**Written request**
Copy out, from the entries below, each line holding the string "text".

**Data listing**
____

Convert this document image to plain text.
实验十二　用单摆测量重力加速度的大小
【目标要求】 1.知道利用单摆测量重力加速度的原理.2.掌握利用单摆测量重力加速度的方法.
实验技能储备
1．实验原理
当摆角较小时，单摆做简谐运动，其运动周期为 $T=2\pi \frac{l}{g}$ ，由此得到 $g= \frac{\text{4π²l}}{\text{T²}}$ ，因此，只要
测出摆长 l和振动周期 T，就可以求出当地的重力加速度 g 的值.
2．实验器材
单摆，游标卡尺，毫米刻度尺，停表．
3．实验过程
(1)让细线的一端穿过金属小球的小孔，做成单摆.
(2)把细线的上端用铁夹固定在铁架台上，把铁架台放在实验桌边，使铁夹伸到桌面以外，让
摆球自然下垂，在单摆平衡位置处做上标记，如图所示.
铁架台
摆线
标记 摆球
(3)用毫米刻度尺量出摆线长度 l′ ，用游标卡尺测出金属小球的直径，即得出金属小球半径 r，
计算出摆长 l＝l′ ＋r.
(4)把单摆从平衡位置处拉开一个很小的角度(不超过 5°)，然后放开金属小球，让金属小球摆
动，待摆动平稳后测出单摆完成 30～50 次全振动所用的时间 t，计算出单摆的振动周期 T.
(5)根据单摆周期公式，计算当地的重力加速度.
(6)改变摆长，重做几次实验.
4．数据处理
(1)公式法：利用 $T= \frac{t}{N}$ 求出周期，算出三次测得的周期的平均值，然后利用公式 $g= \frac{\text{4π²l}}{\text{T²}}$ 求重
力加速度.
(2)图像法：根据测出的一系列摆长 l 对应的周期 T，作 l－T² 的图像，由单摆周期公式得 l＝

____

**Written solution**
Convert this document image to plain text.
当摆角较小时，单摆做简谐运动，其运动周期为 $T=2\pi \frac{l}{g}$ ，由此得到 $g= \frac{\text{4π²l}}{\text{T²}}$ ，因此，只要
(1)公式法：利用 $T= \frac{t}{N}$ 求出周期，算出三次测得的周期的平均值，然后利用公式 $g= \frac{\text{4π²l}}{\text{T²}}$ 求重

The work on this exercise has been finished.